[Dataset entries on figures]
● ● ● ● ●
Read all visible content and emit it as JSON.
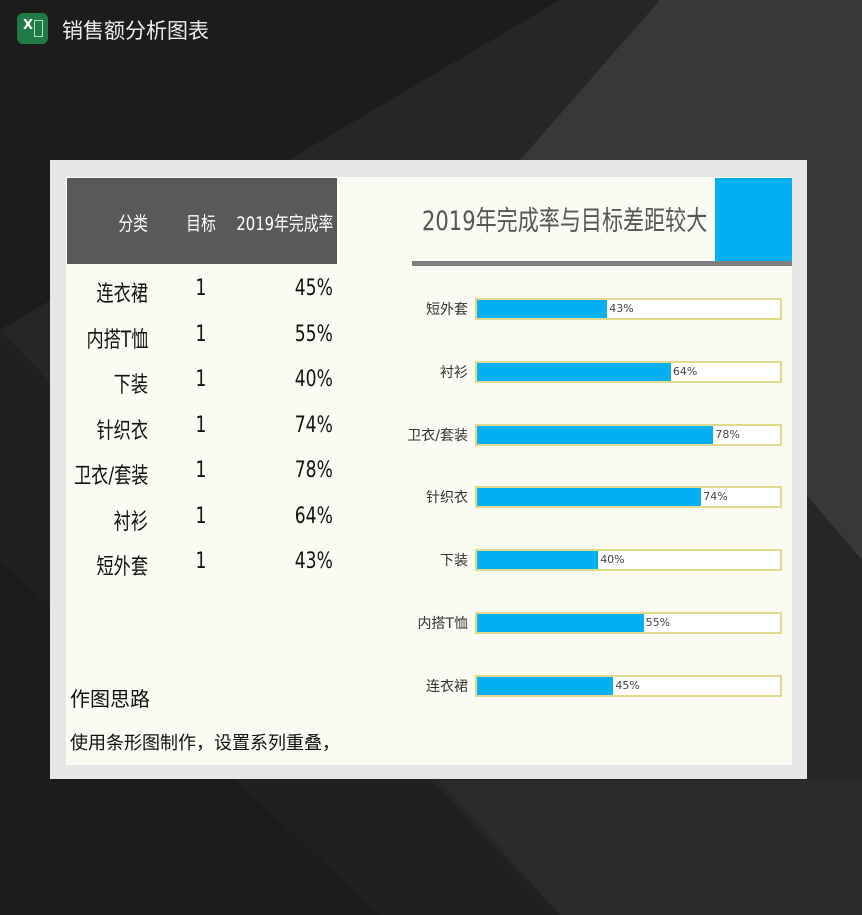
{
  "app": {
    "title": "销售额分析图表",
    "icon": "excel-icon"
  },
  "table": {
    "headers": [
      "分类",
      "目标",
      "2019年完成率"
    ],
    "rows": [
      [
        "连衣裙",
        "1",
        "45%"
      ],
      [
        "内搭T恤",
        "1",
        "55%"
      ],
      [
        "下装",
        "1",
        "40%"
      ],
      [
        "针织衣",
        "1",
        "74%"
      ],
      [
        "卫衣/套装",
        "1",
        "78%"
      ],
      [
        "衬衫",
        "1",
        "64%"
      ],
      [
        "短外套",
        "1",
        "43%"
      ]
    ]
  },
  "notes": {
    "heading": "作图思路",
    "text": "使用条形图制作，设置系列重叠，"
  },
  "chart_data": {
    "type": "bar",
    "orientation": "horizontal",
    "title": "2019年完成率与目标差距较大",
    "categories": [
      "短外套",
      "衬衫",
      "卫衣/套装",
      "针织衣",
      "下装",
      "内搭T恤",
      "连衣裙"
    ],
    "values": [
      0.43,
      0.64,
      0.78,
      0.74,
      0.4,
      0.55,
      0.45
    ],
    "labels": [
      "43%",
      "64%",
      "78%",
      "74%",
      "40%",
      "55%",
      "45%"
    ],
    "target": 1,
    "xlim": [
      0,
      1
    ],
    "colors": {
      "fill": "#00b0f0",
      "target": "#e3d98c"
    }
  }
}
● ● ● ● ●
Your objective: Copy out all of the data word for word. Do not carry over any picture.

Exercise solution:
Read all visible content and emit it as JSON.
{
  "app": {
    "title": "销售额分析图表",
    "icon": "excel-icon"
  },
  "table": {
    "headers": [
      "分类",
      "目标",
      "2019年完成率"
    ],
    "rows": [
      [
        "连衣裙",
        "1",
        "45%"
      ],
      [
        "内搭T恤",
        "1",
        "55%"
      ],
      [
        "下装",
        "1",
        "40%"
      ],
      [
        "针织衣",
        "1",
        "74%"
      ],
      [
        "卫衣/套装",
        "1",
        "78%"
      ],
      [
        "衬衫",
        "1",
        "64%"
      ],
      [
        "短外套",
        "1",
        "43%"
      ]
    ]
  },
  "notes": {
    "heading": "作图思路",
    "text": "使用条形图制作，设置系列重叠，"
  },
  "chart_data": {
    "type": "bar",
    "orientation": "horizontal",
    "title": "2019年完成率与目标差距较大",
    "categories": [
      "短外套",
      "衬衫",
      "卫衣/套装",
      "针织衣",
      "下装",
      "内搭T恤",
      "连衣裙"
    ],
    "values": [
      0.43,
      0.64,
      0.78,
      0.74,
      0.4,
      0.55,
      0.45
    ],
    "labels": [
      "43%",
      "64%",
      "78%",
      "74%",
      "40%",
      "55%",
      "45%"
    ],
    "target": 1,
    "xlim": [
      0,
      1
    ],
    "colors": {
      "fill": "#00b0f0",
      "target": "#e3d98c"
    }
  }
}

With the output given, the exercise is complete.